Task description
Reproduce the listing that follows with no differences at all.

Exercise data

┄┄┄┄┄┄┄┄┄┄┄┄┄┄┄┄┄┄┄┄

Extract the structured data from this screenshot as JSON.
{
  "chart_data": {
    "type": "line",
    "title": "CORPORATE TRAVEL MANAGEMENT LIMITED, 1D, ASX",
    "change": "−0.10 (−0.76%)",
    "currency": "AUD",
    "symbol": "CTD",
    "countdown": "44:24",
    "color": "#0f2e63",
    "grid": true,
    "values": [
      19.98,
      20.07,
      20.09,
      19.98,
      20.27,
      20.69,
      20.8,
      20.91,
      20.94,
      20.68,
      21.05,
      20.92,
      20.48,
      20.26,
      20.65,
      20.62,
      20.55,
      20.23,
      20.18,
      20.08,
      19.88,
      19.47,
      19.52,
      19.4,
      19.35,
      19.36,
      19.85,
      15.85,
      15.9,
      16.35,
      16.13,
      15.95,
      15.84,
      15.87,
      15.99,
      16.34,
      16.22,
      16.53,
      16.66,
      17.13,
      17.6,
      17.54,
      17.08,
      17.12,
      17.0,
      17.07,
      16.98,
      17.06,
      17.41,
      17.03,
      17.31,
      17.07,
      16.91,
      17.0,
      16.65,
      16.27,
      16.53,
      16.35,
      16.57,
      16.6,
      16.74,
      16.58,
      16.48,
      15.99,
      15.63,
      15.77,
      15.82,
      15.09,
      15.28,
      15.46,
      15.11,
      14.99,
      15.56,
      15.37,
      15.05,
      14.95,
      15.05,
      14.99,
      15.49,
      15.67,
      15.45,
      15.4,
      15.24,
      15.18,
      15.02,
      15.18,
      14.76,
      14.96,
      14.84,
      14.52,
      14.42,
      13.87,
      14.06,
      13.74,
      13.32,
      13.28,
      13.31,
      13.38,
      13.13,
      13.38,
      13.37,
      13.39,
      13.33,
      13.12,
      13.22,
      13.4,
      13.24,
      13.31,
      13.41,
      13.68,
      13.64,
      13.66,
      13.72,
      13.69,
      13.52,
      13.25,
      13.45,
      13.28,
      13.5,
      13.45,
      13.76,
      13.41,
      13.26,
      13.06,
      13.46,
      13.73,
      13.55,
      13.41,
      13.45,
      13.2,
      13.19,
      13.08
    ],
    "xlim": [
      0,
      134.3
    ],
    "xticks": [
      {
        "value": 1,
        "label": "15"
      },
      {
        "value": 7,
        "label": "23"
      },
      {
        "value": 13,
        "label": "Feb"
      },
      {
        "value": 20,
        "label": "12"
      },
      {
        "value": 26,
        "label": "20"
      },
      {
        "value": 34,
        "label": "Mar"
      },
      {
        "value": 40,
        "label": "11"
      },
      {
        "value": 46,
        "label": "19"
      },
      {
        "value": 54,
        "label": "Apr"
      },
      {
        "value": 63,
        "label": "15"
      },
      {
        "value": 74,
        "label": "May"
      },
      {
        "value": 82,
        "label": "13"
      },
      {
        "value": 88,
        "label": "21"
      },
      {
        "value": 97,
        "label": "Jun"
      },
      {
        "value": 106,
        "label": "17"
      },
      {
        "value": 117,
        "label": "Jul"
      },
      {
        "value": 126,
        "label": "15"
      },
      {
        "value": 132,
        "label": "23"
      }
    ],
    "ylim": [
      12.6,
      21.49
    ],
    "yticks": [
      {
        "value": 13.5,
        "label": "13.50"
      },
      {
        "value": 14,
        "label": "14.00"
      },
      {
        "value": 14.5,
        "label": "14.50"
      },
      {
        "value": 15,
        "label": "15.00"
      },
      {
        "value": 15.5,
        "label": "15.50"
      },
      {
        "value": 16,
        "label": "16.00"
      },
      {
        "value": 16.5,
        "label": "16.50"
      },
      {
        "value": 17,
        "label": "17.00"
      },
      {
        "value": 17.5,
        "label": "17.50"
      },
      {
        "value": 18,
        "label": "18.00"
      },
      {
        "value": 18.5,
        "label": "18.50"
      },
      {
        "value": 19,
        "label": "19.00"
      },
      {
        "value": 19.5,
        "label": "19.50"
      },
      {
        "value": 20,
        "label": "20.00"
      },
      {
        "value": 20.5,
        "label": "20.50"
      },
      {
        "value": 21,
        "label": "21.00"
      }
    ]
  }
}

┄┄┄┄┄┄┄┄┄┄┄┄┄┄┄┄┄┄┄┄

Output
Extract the structured data from this screenshot as JSON.
{
  "chart_data": {
    "type": "line",
    "title": "CORPORATE TRAVEL MANAGEMENT LIMITED, 1D, ASX",
    "change": "−0.10 (−0.76%)",
    "currency": "AUD",
    "symbol": "CTD",
    "countdown": "44:24",
    "color": "#0f2e63",
    "grid": true,
    "values": [
      19.98,
      20.07,
      20.09,
      19.98,
      20.27,
      20.69,
      20.8,
      20.91,
      20.94,
      20.68,
      21.05,
      20.92,
      20.48,
      20.26,
      20.65,
      20.62,
      20.55,
      20.23,
      20.18,
      20.08,
      19.88,
      19.47,
      19.52,
      19.4,
      19.35,
      19.36,
      19.85,
      15.85,
      15.9,
      16.35,
      16.13,
      15.95,
      15.84,
      15.87,
      15.99,
      16.34,
      16.22,
      16.53,
      16.66,
      17.13,
      17.6,
      17.54,
      17.08,
      17.12,
      17.0,
      17.07,
      16.98,
      17.06,
      17.41,
      17.03,
      17.31,
      17.07,
      16.91,
      17.0,
      16.65,
      16.27,
      16.53,
      16.35,
      16.57,
      16.6,
      16.74,
      16.58,
      16.48,
      15.99,
      15.63,
      15.77,
      15.82,
      15.09,
      15.28,
      15.46,
      15.11,
      14.99,
      15.56,
      15.37,
      15.05,
      14.95,
      15.05,
      14.99,
      15.49,
      15.67,
      15.45,
      15.4,
      15.24,
      15.18,
      15.02,
      15.18,
      14.76,
      14.96,
      14.84,
      14.52,
      14.42,
      13.87,
      14.06,
      13.74,
      13.32,
      13.28,
      13.31,
      13.38,
      13.13,
      13.38,
      13.37,
      13.39,
      13.33,
      13.12,
      13.22,
      13.4,
      13.24,
      13.31,
      13.41,
      13.68,
      13.64,
      13.66,
      13.72,
      13.69,
      13.52,
      13.25,
      13.45,
      13.28,
      13.5,
      13.45,
      13.76,
      13.41,
      13.26,
      13.06,
      13.46,
      13.73,
      13.55,
      13.41,
      13.45,
      13.2,
      13.19,
      13.08
    ],
    "xlim": [
      0,
      134.3
    ],
    "xticks": [
      {
        "value": 1,
        "label": "15"
      },
      {
        "value": 7,
        "label": "23"
      },
      {
        "value": 13,
        "label": "Feb"
      },
      {
        "value": 20,
        "label": "12"
      },
      {
        "value": 26,
        "label": "20"
      },
      {
        "value": 34,
        "label": "Mar"
      },
      {
        "value": 40,
        "label": "11"
      },
      {
        "value": 46,
        "label": "19"
      },
      {
        "value": 54,
        "label": "Apr"
      },
      {
        "value": 63,
        "label": "15"
      },
      {
        "value": 74,
        "label": "May"
      },
      {
        "value": 82,
        "label": "13"
      },
      {
        "value": 88,
        "label": "21"
      },
      {
        "value": 97,
        "label": "Jun"
      },
      {
        "value": 106,
        "label": "17"
      },
      {
        "value": 117,
        "label": "Jul"
      },
      {
        "value": 126,
        "label": "15"
      },
      {
        "value": 132,
        "label": "23"
      }
    ],
    "ylim": [
      12.6,
      21.49
    ],
    "yticks": [
      {
        "value": 13.5,
        "label": "13.50"
      },
      {
        "value": 14,
        "label": "14.00"
      },
      {
        "value": 14.5,
        "label": "14.50"
      },
      {
        "value": 15,
        "label": "15.00"
      },
      {
        "value": 15.5,
        "label": "15.50"
      },
      {
        "value": 16,
        "label": "16.00"
      },
      {
        "value": 16.5,
        "label": "16.50"
      },
      {
        "value": 17,
        "label": "17.00"
      },
      {
        "value": 17.5,
        "label": "17.50"
      },
      {
        "value": 18,
        "label": "18.00"
      },
      {
        "value": 18.5,
        "label": "18.50"
      },
      {
        "value": 19,
        "label": "19.00"
      },
      {
        "value": 19.5,
        "label": "19.50"
      },
      {
        "value": 20,
        "label": "20.00"
      },
      {
        "value": 20.5,
        "label": "20.50"
      },
      {
        "value": 21,
        "label": "21.00"
      }
    ]
  }
}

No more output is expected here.